** START SUPPLIED RECORDS **

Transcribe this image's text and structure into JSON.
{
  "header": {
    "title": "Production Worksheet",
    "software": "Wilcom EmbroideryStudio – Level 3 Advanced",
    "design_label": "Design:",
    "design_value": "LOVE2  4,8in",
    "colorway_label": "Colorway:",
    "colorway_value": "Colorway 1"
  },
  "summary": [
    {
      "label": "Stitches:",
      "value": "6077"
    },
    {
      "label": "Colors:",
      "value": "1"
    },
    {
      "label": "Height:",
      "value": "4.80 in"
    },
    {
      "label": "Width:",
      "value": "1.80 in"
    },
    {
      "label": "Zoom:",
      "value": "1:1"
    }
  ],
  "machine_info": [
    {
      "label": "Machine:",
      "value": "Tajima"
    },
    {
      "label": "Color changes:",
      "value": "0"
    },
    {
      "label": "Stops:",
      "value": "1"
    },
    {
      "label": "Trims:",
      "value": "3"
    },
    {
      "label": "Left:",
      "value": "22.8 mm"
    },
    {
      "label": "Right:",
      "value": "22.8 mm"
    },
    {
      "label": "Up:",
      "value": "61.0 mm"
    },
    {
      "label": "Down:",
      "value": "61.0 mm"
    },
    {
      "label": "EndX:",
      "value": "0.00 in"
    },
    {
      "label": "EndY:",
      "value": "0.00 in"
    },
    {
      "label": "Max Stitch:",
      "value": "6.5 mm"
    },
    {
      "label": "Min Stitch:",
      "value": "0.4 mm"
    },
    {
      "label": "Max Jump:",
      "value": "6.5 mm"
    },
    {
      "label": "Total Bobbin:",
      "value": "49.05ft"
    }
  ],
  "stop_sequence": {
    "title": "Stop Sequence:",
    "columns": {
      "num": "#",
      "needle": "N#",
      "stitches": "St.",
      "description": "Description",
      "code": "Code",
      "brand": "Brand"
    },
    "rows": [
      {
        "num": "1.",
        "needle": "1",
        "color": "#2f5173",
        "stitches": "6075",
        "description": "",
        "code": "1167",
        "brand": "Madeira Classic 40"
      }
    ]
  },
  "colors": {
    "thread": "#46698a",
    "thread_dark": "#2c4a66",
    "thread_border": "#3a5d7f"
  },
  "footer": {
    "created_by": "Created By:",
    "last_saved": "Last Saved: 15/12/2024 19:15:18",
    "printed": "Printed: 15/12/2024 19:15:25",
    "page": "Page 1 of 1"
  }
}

** END SUPPLIED RECORDS **

* _PROBLEM STATEMENT_
Extract, from the material above, each line holding the word "description".

* _RESULT_
      "description": "Description",
        "description": "",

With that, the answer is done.